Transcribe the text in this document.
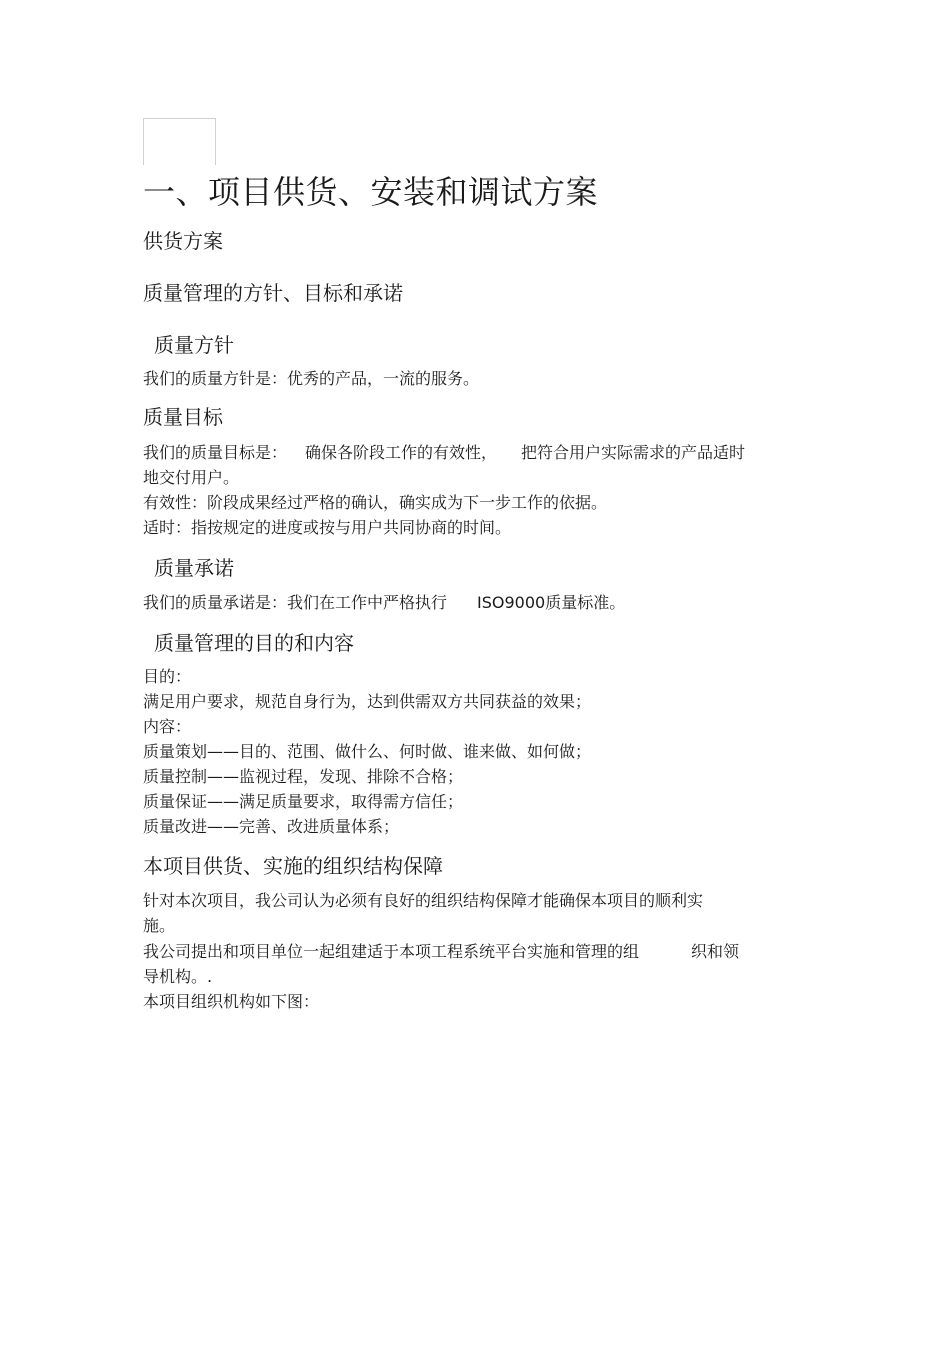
一、项目供货、安装和调试方案
供货方案
质量管理的方针、目标和承诺
质量方针
我们的质量方针是：优秀的产品，一流的服务。
质量目标
我们的质量目标是： 确保各阶段工作的有效性， 把符合用户实际需求的产品适时
地交付用户。
有效性：阶段成果经过严格的确认，确实成为下一步工作的依据。
适时：指按规定的进度或按与用户共同协商的时间。
质量承诺
我们的质量承诺是：我们在工作中严格执行 ISO9000质量标准。
质量管理的目的和内容
目的：
满足用户要求，规范自身行为，达到供需双方共同获益的效果；
内容：
质量策划——目的、范围、做什么、何时做、谁来做、如何做；
质量控制——监视过程，发现、排除不合格；
质量保证——满足质量要求，取得需方信任；
质量改进——完善、改进质量体系；
本项目供货、实施的组织结构保障
针对本次项目，我公司认为必须有良好的组织结构保障才能确保本项目的顺利实
施。
我公司提出和项目单位一起组建适于本项工程系统平台实施和管理的组	织和领
导机构。.
本项目组织机构如下图：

# Problem to solve
Do not include the images; transcribe the rest of the listing exactly.

# Correct output
Transcribe the text in this document.
一、项目供货、安装和调试方案
供货方案
质量管理的方针、目标和承诺
质量方针
我们的质量方针是：优秀的产品，一流的服务。
质量目标
我们的质量目标是： 确保各阶段工作的有效性， 把符合用户实际需求的产品适时
地交付用户。
有效性：阶段成果经过严格的确认，确实成为下一步工作的依据。
适时：指按规定的进度或按与用户共同协商的时间。
质量承诺
我们的质量承诺是：我们在工作中严格执行 ISO9000质量标准。
质量管理的目的和内容
目的：
满足用户要求，规范自身行为，达到供需双方共同获益的效果；
内容：
质量策划——目的、范围、做什么、何时做、谁来做、如何做；
质量控制——监视过程，发现、排除不合格；
质量保证——满足质量要求，取得需方信任；
质量改进——完善、改进质量体系；
本项目供货、实施的组织结构保障
针对本次项目，我公司认为必须有良好的组织结构保障才能确保本项目的顺利实
施。
我公司提出和项目单位一起组建适于本项工程系统平台实施和管理的组	织和领
导机构。.
本项目组织机构如下图：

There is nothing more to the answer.